== Records provided
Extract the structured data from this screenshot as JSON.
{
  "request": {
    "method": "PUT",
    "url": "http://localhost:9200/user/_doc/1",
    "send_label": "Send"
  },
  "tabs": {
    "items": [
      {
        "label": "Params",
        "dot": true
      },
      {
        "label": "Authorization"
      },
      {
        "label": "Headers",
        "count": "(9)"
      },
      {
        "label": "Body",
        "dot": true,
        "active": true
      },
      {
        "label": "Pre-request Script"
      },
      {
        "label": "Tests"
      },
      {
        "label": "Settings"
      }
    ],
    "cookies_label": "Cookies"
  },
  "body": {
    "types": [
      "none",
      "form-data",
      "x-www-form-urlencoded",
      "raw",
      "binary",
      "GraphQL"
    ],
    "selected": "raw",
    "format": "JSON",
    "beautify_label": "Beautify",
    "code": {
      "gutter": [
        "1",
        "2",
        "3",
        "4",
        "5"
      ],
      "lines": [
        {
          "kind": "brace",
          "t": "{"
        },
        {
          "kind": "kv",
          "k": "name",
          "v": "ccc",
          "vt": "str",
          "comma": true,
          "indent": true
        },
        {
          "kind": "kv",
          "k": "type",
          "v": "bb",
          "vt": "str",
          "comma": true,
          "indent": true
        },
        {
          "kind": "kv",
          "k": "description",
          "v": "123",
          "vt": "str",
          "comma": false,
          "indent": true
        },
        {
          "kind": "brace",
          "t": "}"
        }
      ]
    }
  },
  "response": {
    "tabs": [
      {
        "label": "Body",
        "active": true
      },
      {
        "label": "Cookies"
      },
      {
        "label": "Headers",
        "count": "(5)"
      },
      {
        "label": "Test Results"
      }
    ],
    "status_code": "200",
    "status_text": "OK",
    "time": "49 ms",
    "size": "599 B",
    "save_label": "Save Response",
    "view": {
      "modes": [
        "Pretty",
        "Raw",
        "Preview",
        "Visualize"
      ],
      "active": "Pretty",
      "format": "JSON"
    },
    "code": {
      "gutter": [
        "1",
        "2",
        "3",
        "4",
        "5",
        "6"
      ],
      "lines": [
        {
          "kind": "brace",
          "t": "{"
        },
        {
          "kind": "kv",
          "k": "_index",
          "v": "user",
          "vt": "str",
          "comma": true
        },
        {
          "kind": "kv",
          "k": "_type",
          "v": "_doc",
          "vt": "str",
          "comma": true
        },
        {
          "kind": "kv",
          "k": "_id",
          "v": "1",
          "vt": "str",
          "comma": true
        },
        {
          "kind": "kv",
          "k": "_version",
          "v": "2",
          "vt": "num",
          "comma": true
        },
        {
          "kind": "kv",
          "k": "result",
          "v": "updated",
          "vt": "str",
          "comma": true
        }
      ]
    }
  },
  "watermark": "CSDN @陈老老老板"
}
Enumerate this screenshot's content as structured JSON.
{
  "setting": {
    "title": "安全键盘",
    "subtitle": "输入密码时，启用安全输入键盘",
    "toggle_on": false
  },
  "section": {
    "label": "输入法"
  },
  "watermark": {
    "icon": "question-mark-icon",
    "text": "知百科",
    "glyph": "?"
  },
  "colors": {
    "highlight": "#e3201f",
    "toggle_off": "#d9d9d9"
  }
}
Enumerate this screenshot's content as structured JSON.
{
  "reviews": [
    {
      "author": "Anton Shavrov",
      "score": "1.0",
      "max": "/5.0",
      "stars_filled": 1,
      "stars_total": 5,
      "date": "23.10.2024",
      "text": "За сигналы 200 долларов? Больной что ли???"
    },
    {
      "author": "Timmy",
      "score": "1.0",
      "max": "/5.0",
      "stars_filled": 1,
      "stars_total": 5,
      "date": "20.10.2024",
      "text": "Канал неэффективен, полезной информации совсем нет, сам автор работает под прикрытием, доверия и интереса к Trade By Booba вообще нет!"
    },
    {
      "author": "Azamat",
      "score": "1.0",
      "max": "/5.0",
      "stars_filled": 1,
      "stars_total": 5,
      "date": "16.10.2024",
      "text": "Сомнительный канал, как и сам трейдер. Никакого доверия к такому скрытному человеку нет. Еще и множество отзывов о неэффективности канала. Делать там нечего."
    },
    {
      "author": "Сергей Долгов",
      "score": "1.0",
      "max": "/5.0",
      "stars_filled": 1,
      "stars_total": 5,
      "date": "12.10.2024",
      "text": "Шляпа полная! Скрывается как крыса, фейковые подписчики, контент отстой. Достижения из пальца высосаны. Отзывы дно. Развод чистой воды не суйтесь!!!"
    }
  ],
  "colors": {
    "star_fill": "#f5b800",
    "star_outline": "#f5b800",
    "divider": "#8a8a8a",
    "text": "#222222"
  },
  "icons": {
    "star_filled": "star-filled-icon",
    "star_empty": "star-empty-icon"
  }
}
====
» What you are asked to do
What count of lines in the listing contain the word "JSON"? Reply with the number only.

» The reply
5